Layout element entries
-------------------------

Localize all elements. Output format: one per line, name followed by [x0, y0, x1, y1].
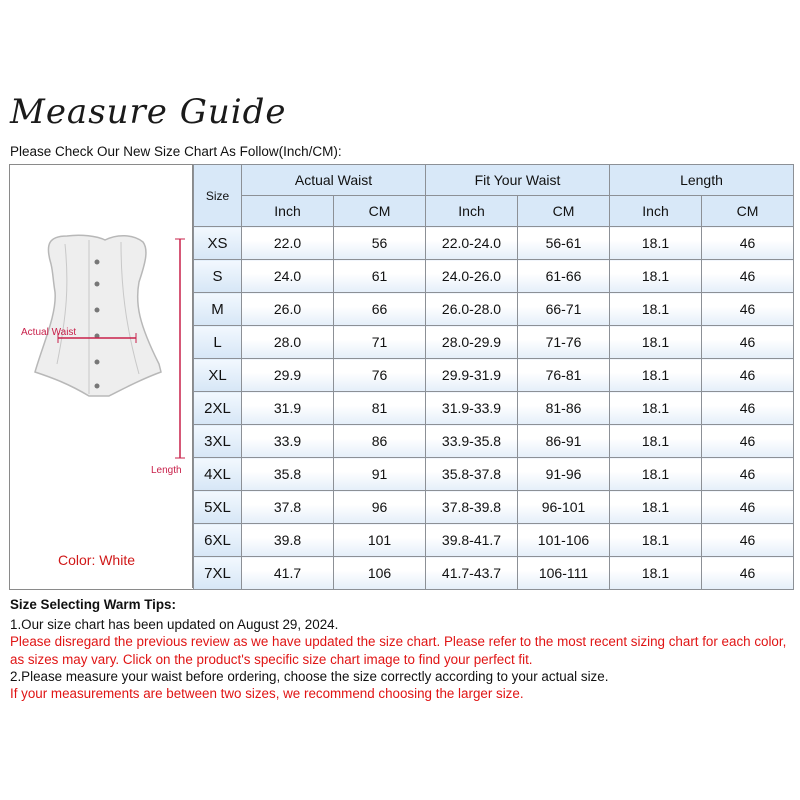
- size-cell: 4XL: [194, 458, 242, 491]
- value-cell: 28.0: [242, 326, 334, 359]
- value-cell: 18.1: [610, 392, 702, 425]
- value-cell: 101-106: [518, 524, 610, 557]
- corset-illustration: [9, 164, 192, 484]
- value-cell: 39.8-41.7: [426, 524, 518, 557]
- value-cell: 33.9-35.8: [426, 425, 518, 458]
- size-header: Size: [194, 165, 242, 227]
- value-cell: 81-86: [518, 392, 610, 425]
- table-row: [194, 458, 794, 491]
- table-row: [194, 524, 794, 557]
- table-row: [194, 293, 794, 326]
- value-cell: 66: [334, 293, 426, 326]
- value-cell: 81: [334, 392, 426, 425]
- color-label: Color: White: [57, 552, 136, 568]
- value-cell: 46: [702, 359, 794, 392]
- tip-line: Please disregard the previous review as we have updated the size chart. Please refer to the most recent sizing chart for each color, as sizes may vary. Click on the product's specific size chart image to find your perfect fit.: [10, 634, 787, 667]
- value-cell: 46: [702, 458, 794, 491]
- table-row: [194, 491, 794, 524]
- value-cell: 46: [702, 557, 794, 590]
- value-cell: 18.1: [610, 425, 702, 458]
- value-cell: 46: [702, 524, 794, 557]
- value-cell: 91: [334, 458, 426, 491]
- size-cell: 7XL: [194, 557, 242, 590]
- size-cell: 3XL: [194, 425, 242, 458]
- value-cell: 66-71: [518, 293, 610, 326]
- value-cell: 18.1: [610, 293, 702, 326]
- value-cell: 96-101: [518, 491, 610, 524]
- size-table: [193, 164, 794, 590]
- unit-header: CM: [518, 196, 610, 227]
- value-cell: 37.8: [242, 491, 334, 524]
- value-cell: 39.8: [242, 524, 334, 557]
- value-cell: 31.9-33.9: [426, 392, 518, 425]
- tip-line: 1.Our size chart has been updated on August 29, 2024.: [10, 617, 339, 633]
- value-cell: 76: [334, 359, 426, 392]
- actual-waist-label: Actual Waist: [21, 327, 77, 338]
- size-cell: 2XL: [194, 392, 242, 425]
- value-cell: 31.9: [242, 392, 334, 425]
- unit-header: CM: [702, 196, 794, 227]
- value-cell: 46: [702, 260, 794, 293]
- table-row: [194, 260, 794, 293]
- value-cell: 22.0: [242, 227, 334, 260]
- group-header: Length: [610, 165, 794, 196]
- table-row: [194, 557, 794, 590]
- table-row: [194, 326, 794, 359]
- value-cell: 46: [702, 392, 794, 425]
- page-title: Measure Guide: [10, 92, 287, 132]
- value-cell: 18.1: [610, 227, 702, 260]
- value-cell: 61-66: [518, 260, 610, 293]
- value-cell: 35.8-37.8: [426, 458, 518, 491]
- table-row: [194, 227, 794, 260]
- size-cell: L: [194, 326, 242, 359]
- value-cell: 56: [334, 227, 426, 260]
- warm-tips: [10, 596, 795, 702]
- size-cell: XS: [194, 227, 242, 260]
- value-cell: 86: [334, 425, 426, 458]
- value-cell: 26.0: [242, 293, 334, 326]
- value-cell: 18.1: [610, 260, 702, 293]
- value-cell: 71-76: [518, 326, 610, 359]
- value-cell: 86-91: [518, 425, 610, 458]
- value-cell: 29.9-31.9: [426, 359, 518, 392]
- size-cell: XL: [194, 359, 242, 392]
- value-cell: 91-96: [518, 458, 610, 491]
- subtitle: Please Check Our New Size Chart As Follow(Inch/CM):: [10, 144, 342, 159]
- value-cell: 56-61: [518, 227, 610, 260]
- value-cell: 24.0: [242, 260, 334, 293]
- table-row: [194, 392, 794, 425]
- group-header: Actual Waist: [242, 165, 426, 196]
- value-cell: 106-111: [518, 557, 610, 590]
- tip-line: If your measurements are between two sizes, we recommend choosing the larger size.: [10, 686, 524, 702]
- value-cell: 26.0-28.0: [426, 293, 518, 326]
- value-cell: 37.8-39.8: [426, 491, 518, 524]
- value-cell: 46: [702, 293, 794, 326]
- value-cell: 96: [334, 491, 426, 524]
- size-cell: 5XL: [194, 491, 242, 524]
- value-cell: 18.1: [610, 359, 702, 392]
- table-row: [194, 425, 794, 458]
- value-cell: 46: [702, 425, 794, 458]
- table-row: [194, 359, 794, 392]
- value-cell: 18.1: [610, 491, 702, 524]
- value-cell: 41.7: [242, 557, 334, 590]
- value-cell: 18.1: [610, 557, 702, 590]
- value-cell: 35.8: [242, 458, 334, 491]
- value-cell: 101: [334, 524, 426, 557]
- unit-header: CM: [334, 196, 426, 227]
- value-cell: 61: [334, 260, 426, 293]
- unit-header: Inch: [426, 196, 518, 227]
- value-cell: 33.9: [242, 425, 334, 458]
- value-cell: 41.7-43.7: [426, 557, 518, 590]
- value-cell: 18.1: [610, 524, 702, 557]
- tip-line: 2.Please measure your waist before ordering, choose the size correctly according to your actual size.: [10, 668, 609, 684]
- value-cell: 29.9: [242, 359, 334, 392]
- size-cell: M: [194, 293, 242, 326]
- unit-header: Inch: [242, 196, 334, 227]
- length-label: Length: [151, 465, 182, 476]
- value-cell: 46: [702, 326, 794, 359]
- size-cell: 6XL: [194, 524, 242, 557]
- product-figure-panel: [9, 164, 193, 588]
- value-cell: 18.1: [610, 458, 702, 491]
- tips-title: Size Selecting Warm Tips:: [10, 597, 176, 612]
- group-header: Fit Your Waist: [426, 165, 610, 196]
- value-cell: 71: [334, 326, 426, 359]
- value-cell: 106: [334, 557, 426, 590]
- value-cell: 46: [702, 491, 794, 524]
- value-cell: 18.1: [610, 326, 702, 359]
- value-cell: 28.0-29.9: [426, 326, 518, 359]
- value-cell: 46: [702, 227, 794, 260]
- unit-header: Inch: [610, 196, 702, 227]
- value-cell: 76-81: [518, 359, 610, 392]
- value-cell: 22.0-24.0: [426, 227, 518, 260]
- size-cell: S: [194, 260, 242, 293]
- value-cell: 24.0-26.0: [426, 260, 518, 293]
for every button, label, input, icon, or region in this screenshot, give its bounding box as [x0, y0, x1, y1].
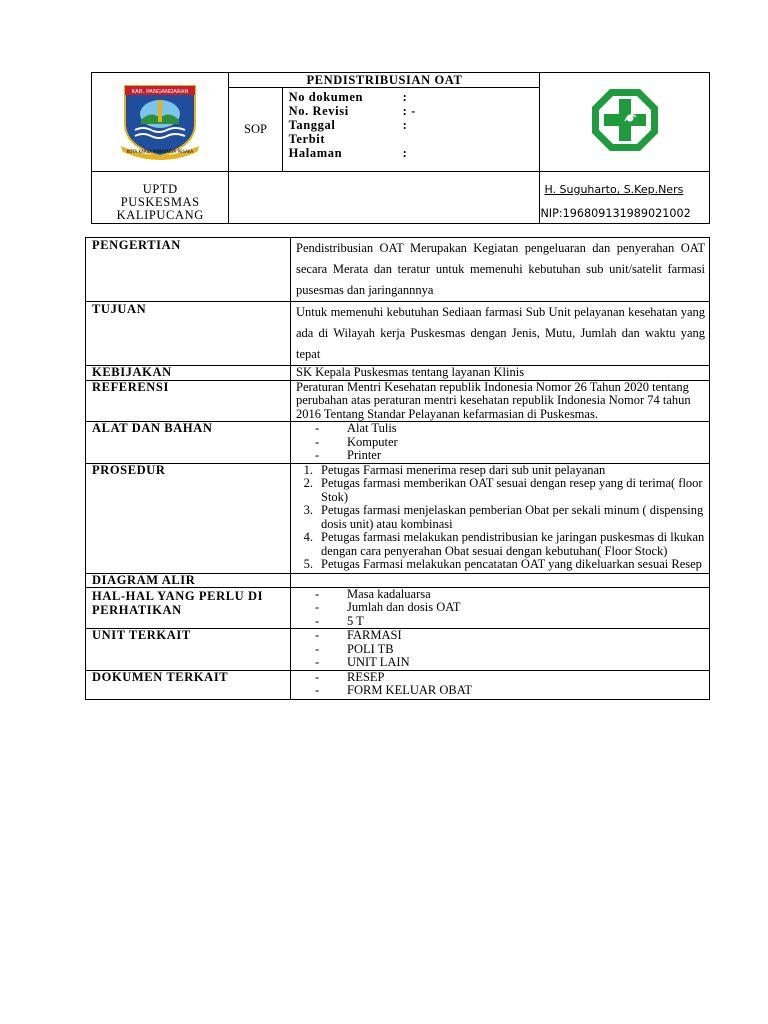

-------------------------

### What the task asks
Pick out every line in the records above that contains the string "product", matching case exactly, and copy each one in full.

### The answer
- tip-line: Please disregard the previous review as we have updated the size chart. Please refer to the most recent sizing chart for each color, as sizes may vary. Click on the product's specific size chart image to find your perfect fit.: [10, 634, 787, 667]
- product-figure-panel: [9, 164, 193, 588]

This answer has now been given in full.